_DO THIS_
Write the data out again, exactly as given.
** begin **
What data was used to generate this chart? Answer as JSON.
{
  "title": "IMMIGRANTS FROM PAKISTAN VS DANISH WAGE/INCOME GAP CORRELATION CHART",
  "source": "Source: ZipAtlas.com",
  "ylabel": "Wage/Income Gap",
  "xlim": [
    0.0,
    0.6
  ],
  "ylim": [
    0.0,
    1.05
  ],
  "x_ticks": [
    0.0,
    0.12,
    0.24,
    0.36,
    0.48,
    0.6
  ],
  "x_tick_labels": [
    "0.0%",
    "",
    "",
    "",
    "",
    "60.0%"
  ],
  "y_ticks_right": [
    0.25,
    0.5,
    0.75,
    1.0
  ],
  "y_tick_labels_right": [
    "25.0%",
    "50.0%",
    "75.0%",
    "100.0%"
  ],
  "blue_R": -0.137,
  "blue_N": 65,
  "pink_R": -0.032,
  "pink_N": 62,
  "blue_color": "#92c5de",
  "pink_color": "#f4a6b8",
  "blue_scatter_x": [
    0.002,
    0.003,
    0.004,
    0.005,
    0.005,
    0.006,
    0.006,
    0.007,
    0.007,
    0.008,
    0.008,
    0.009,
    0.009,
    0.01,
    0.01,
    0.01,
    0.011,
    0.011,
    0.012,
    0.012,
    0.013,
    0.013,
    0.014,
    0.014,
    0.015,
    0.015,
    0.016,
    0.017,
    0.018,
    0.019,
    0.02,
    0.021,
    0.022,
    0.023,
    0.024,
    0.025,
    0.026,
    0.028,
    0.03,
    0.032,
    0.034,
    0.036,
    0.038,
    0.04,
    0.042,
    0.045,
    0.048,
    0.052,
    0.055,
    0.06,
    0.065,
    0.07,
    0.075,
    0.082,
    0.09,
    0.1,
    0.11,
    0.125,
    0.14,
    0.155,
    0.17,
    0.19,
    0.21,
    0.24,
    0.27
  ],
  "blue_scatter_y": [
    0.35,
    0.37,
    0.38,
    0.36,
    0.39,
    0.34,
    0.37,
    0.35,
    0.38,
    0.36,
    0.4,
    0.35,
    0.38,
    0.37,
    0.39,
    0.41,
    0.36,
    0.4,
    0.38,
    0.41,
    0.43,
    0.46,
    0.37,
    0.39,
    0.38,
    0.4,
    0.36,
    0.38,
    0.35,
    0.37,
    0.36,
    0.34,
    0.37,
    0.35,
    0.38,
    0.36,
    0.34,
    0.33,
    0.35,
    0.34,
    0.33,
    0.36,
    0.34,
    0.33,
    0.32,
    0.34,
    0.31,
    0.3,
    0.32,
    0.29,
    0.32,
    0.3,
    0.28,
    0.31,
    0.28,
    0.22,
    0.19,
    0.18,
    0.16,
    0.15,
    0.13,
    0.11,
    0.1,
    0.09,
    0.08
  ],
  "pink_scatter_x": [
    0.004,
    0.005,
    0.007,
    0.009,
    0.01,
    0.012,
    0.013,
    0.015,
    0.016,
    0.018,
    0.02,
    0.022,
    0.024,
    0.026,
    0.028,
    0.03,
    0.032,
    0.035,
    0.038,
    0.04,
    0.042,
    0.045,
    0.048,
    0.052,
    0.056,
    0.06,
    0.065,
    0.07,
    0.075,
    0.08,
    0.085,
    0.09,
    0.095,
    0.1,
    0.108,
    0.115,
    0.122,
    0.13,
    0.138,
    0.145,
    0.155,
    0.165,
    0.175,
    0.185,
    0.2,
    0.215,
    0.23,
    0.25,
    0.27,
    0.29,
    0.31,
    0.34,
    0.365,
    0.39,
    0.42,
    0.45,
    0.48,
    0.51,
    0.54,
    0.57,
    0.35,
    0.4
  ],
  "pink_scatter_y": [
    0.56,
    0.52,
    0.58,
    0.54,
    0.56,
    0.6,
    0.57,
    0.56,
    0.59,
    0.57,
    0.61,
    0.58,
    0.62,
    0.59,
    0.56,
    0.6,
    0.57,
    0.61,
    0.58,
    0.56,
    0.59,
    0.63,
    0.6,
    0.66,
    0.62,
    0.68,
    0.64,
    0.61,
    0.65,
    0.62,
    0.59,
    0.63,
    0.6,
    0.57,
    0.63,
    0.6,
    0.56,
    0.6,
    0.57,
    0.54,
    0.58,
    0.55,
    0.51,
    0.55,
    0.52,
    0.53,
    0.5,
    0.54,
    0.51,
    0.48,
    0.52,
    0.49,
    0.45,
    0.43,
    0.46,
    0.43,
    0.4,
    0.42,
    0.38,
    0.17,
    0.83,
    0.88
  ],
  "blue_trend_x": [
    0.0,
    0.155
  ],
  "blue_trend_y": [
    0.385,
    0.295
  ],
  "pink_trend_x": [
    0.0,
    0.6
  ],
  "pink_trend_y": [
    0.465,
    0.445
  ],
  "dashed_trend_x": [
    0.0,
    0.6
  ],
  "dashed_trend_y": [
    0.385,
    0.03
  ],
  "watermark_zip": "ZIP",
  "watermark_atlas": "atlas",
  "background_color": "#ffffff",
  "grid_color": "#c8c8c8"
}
** end **
_ANSWER IN FULL_
What data was used to generate this chart? Answer as JSON.
{
  "title": "IMMIGRANTS FROM PAKISTAN VS DANISH WAGE/INCOME GAP CORRELATION CHART",
  "source": "Source: ZipAtlas.com",
  "ylabel": "Wage/Income Gap",
  "xlim": [
    0.0,
    0.6
  ],
  "ylim": [
    0.0,
    1.05
  ],
  "x_ticks": [
    0.0,
    0.12,
    0.24,
    0.36,
    0.48,
    0.6
  ],
  "x_tick_labels": [
    "0.0%",
    "",
    "",
    "",
    "",
    "60.0%"
  ],
  "y_ticks_right": [
    0.25,
    0.5,
    0.75,
    1.0
  ],
  "y_tick_labels_right": [
    "25.0%",
    "50.0%",
    "75.0%",
    "100.0%"
  ],
  "blue_R": -0.137,
  "blue_N": 65,
  "pink_R": -0.032,
  "pink_N": 62,
  "blue_color": "#92c5de",
  "pink_color": "#f4a6b8",
  "blue_scatter_x": [
    0.002,
    0.003,
    0.004,
    0.005,
    0.005,
    0.006,
    0.006,
    0.007,
    0.007,
    0.008,
    0.008,
    0.009,
    0.009,
    0.01,
    0.01,
    0.01,
    0.011,
    0.011,
    0.012,
    0.012,
    0.013,
    0.013,
    0.014,
    0.014,
    0.015,
    0.015,
    0.016,
    0.017,
    0.018,
    0.019,
    0.02,
    0.021,
    0.022,
    0.023,
    0.024,
    0.025,
    0.026,
    0.028,
    0.03,
    0.032,
    0.034,
    0.036,
    0.038,
    0.04,
    0.042,
    0.045,
    0.048,
    0.052,
    0.055,
    0.06,
    0.065,
    0.07,
    0.075,
    0.082,
    0.09,
    0.1,
    0.11,
    0.125,
    0.14,
    0.155,
    0.17,
    0.19,
    0.21,
    0.24,
    0.27
  ],
  "blue_scatter_y": [
    0.35,
    0.37,
    0.38,
    0.36,
    0.39,
    0.34,
    0.37,
    0.35,
    0.38,
    0.36,
    0.4,
    0.35,
    0.38,
    0.37,
    0.39,
    0.41,
    0.36,
    0.4,
    0.38,
    0.41,
    0.43,
    0.46,
    0.37,
    0.39,
    0.38,
    0.4,
    0.36,
    0.38,
    0.35,
    0.37,
    0.36,
    0.34,
    0.37,
    0.35,
    0.38,
    0.36,
    0.34,
    0.33,
    0.35,
    0.34,
    0.33,
    0.36,
    0.34,
    0.33,
    0.32,
    0.34,
    0.31,
    0.3,
    0.32,
    0.29,
    0.32,
    0.3,
    0.28,
    0.31,
    0.28,
    0.22,
    0.19,
    0.18,
    0.16,
    0.15,
    0.13,
    0.11,
    0.1,
    0.09,
    0.08
  ],
  "pink_scatter_x": [
    0.004,
    0.005,
    0.007,
    0.009,
    0.01,
    0.012,
    0.013,
    0.015,
    0.016,
    0.018,
    0.02,
    0.022,
    0.024,
    0.026,
    0.028,
    0.03,
    0.032,
    0.035,
    0.038,
    0.04,
    0.042,
    0.045,
    0.048,
    0.052,
    0.056,
    0.06,
    0.065,
    0.07,
    0.075,
    0.08,
    0.085,
    0.09,
    0.095,
    0.1,
    0.108,
    0.115,
    0.122,
    0.13,
    0.138,
    0.145,
    0.155,
    0.165,
    0.175,
    0.185,
    0.2,
    0.215,
    0.23,
    0.25,
    0.27,
    0.29,
    0.31,
    0.34,
    0.365,
    0.39,
    0.42,
    0.45,
    0.48,
    0.51,
    0.54,
    0.57,
    0.35,
    0.4
  ],
  "pink_scatter_y": [
    0.56,
    0.52,
    0.58,
    0.54,
    0.56,
    0.6,
    0.57,
    0.56,
    0.59,
    0.57,
    0.61,
    0.58,
    0.62,
    0.59,
    0.56,
    0.6,
    0.57,
    0.61,
    0.58,
    0.56,
    0.59,
    0.63,
    0.6,
    0.66,
    0.62,
    0.68,
    0.64,
    0.61,
    0.65,
    0.62,
    0.59,
    0.63,
    0.6,
    0.57,
    0.63,
    0.6,
    0.56,
    0.6,
    0.57,
    0.54,
    0.58,
    0.55,
    0.51,
    0.55,
    0.52,
    0.53,
    0.5,
    0.54,
    0.51,
    0.48,
    0.52,
    0.49,
    0.45,
    0.43,
    0.46,
    0.43,
    0.4,
    0.42,
    0.38,
    0.17,
    0.83,
    0.88
  ],
  "blue_trend_x": [
    0.0,
    0.155
  ],
  "blue_trend_y": [
    0.385,
    0.295
  ],
  "pink_trend_x": [
    0.0,
    0.6
  ],
  "pink_trend_y": [
    0.465,
    0.445
  ],
  "dashed_trend_x": [
    0.0,
    0.6
  ],
  "dashed_trend_y": [
    0.385,
    0.03
  ],
  "watermark_zip": "ZIP",
  "watermark_atlas": "atlas",
  "background_color": "#ffffff",
  "grid_color": "#c8c8c8"
}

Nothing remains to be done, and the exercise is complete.